EXCERPTED RECORDS:
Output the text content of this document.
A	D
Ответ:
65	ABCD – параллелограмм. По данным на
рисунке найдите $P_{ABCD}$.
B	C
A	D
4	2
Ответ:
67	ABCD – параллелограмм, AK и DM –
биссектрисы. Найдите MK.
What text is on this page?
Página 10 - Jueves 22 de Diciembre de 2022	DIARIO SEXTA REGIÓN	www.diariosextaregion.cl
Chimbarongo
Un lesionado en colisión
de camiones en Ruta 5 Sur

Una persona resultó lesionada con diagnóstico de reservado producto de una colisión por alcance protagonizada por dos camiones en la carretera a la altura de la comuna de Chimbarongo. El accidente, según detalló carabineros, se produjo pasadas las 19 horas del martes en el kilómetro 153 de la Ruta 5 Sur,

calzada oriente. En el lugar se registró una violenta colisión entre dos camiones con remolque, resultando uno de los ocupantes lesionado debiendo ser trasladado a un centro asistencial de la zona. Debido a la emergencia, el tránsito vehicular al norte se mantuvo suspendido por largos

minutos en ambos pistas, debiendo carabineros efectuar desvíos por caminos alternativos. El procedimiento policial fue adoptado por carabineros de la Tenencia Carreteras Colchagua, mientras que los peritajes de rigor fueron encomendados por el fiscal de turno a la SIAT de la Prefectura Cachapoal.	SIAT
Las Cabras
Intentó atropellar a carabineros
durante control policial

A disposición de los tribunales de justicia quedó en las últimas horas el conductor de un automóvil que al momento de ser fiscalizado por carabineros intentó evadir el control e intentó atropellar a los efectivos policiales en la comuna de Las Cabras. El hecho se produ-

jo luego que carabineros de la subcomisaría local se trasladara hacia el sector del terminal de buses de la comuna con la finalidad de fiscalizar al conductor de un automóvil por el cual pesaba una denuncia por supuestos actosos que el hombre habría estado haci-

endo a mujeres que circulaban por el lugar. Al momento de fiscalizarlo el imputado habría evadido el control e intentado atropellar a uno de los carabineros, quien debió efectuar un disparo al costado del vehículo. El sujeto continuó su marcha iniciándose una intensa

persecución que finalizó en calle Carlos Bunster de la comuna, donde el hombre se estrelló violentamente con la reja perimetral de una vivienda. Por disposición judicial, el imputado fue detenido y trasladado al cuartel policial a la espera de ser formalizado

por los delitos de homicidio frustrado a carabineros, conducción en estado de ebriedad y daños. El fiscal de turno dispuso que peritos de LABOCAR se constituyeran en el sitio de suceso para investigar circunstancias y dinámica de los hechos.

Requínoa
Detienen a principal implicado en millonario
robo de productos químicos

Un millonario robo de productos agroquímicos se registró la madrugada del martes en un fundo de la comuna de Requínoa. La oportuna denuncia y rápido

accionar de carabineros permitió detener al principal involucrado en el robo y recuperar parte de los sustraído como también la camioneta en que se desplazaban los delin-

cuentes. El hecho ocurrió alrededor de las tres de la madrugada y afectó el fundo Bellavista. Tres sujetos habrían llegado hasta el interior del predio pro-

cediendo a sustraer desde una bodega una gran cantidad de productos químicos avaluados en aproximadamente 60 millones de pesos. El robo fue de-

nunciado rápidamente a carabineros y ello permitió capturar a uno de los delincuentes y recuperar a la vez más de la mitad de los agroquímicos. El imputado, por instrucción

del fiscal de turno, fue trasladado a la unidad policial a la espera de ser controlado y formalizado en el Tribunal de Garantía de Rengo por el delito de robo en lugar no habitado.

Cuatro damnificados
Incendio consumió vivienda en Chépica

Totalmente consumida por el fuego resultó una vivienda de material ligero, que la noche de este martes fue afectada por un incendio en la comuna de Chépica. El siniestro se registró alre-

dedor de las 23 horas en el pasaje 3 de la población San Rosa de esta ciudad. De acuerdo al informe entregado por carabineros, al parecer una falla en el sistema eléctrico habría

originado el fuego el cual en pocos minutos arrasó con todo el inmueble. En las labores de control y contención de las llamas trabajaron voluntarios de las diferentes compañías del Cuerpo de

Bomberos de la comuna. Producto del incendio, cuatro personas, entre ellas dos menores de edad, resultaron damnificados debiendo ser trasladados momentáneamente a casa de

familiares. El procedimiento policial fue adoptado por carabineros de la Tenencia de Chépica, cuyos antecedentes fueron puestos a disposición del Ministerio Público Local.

TO DO:
Please set down each line of the records exactly as given.

WRITTEN SOLUTION:
Output the text content of this document.
A	D
Ответ:
65	ABCD – параллелограмм. По данным на
рисунке найдите $P_{ABCD}$.
B	C
A	D
4	2
Ответ:
67	ABCD – параллелограмм, AK и DM –
биссектрисы. Найдите MK.
What text is on this page?
Página 10 - Jueves 22 de Diciembre de 2022	DIARIO SEXTA REGIÓN	www.diariosextaregion.cl
Chimbarongo
Un lesionado en colisión
de camiones en Ruta 5 Sur

Una persona resultó lesionada con diagnóstico de reservado producto de una colisión por alcance protagonizada por dos camiones en la carretera a la altura de la comuna de Chimbarongo. El accidente, según detalló carabineros, se produjo pasadas las 19 horas del martes en el kilómetro 153 de la Ruta 5 Sur,

calzada oriente. En el lugar se registró una violenta colisión entre dos camiones con remolque, resultando uno de los ocupantes lesionado debiendo ser trasladado a un centro asistencial de la zona. Debido a la emergencia, el tránsito vehicular al norte se mantuvo suspendido por largos

minutos en ambos pistas, debiendo carabineros efectuar desvíos por caminos alternativos. El procedimiento policial fue adoptado por carabineros de la Tenencia Carreteras Colchagua, mientras que los peritajes de rigor fueron encomendados por el fiscal de turno a la SIAT de la Prefectura Cachapoal.	SIAT
Las Cabras
Intentó atropellar a carabineros
durante control policial

A disposición de los tribunales de justicia quedó en las últimas horas el conductor de un automóvil que al momento de ser fiscalizado por carabineros intentó evadir el control e intentó atropellar a los efectivos policiales en la comuna de Las Cabras. El hecho se produ-

jo luego que carabineros de la subcomisaría local se trasladara hacia el sector del terminal de buses de la comuna con la finalidad de fiscalizar al conductor de un automóvil por el cual pesaba una denuncia por supuestos actosos que el hombre habría estado haci-

endo a mujeres que circulaban por el lugar. Al momento de fiscalizarlo el imputado habría evadido el control e intentado atropellar a uno de los carabineros, quien debió efectuar un disparo al costado del vehículo. El sujeto continuó su marcha iniciándose una intensa

persecución que finalizó en calle Carlos Bunster de la comuna, donde el hombre se estrelló violentamente con la reja perimetral de una vivienda. Por disposición judicial, el imputado fue detenido y trasladado al cuartel policial a la espera de ser formalizado

por los delitos de homicidio frustrado a carabineros, conducción en estado de ebriedad y daños. El fiscal de turno dispuso que peritos de LABOCAR se constituyeran en el sitio de suceso para investigar circunstancias y dinámica de los hechos.

Requínoa
Detienen a principal implicado en millonario
robo de productos químicos

Un millonario robo de productos agroquímicos se registró la madrugada del martes en un fundo de la comuna de Requínoa. La oportuna denuncia y rápido

accionar de carabineros permitió detener al principal involucrado en el robo y recuperar parte de los sustraído como también la camioneta en que se desplazaban los delin-

cuentes. El hecho ocurrió alrededor de las tres de la madrugada y afectó el fundo Bellavista. Tres sujetos habrían llegado hasta el interior del predio pro-

cediendo a sustraer desde una bodega una gran cantidad de productos químicos avaluados en aproximadamente 60 millones de pesos. El robo fue de-

nunciado rápidamente a carabineros y ello permitió capturar a uno de los delincuentes y recuperar a la vez más de la mitad de los agroquímicos. El imputado, por instrucción

del fiscal de turno, fue trasladado a la unidad policial a la espera de ser controlado y formalizado en el Tribunal de Garantía de Rengo por el delito de robo en lugar no habitado.

Cuatro damnificados
Incendio consumió vivienda en Chépica

Totalmente consumida por el fuego resultó una vivienda de material ligero, que la noche de este martes fue afectada por un incendio en la comuna de Chépica. El siniestro se registró alre-

dedor de las 23 horas en el pasaje 3 de la población San Rosa de esta ciudad. De acuerdo al informe entregado por carabineros, al parecer una falla en el sistema eléctrico habría

originado el fuego el cual en pocos minutos arrasó con todo el inmueble. En las labores de control y contención de las llamas trabajaron voluntarios de las diferentes compañías del Cuerpo de

Bomberos de la comuna. Producto del incendio, cuatro personas, entre ellas dos menores de edad, resultaron damnificados debiendo ser trasladados momentáneamente a casa de

familiares. El procedimiento policial fue adoptado por carabineros de la Tenencia de Chépica, cuyos antecedentes fueron puestos a disposición del Ministerio Público Local.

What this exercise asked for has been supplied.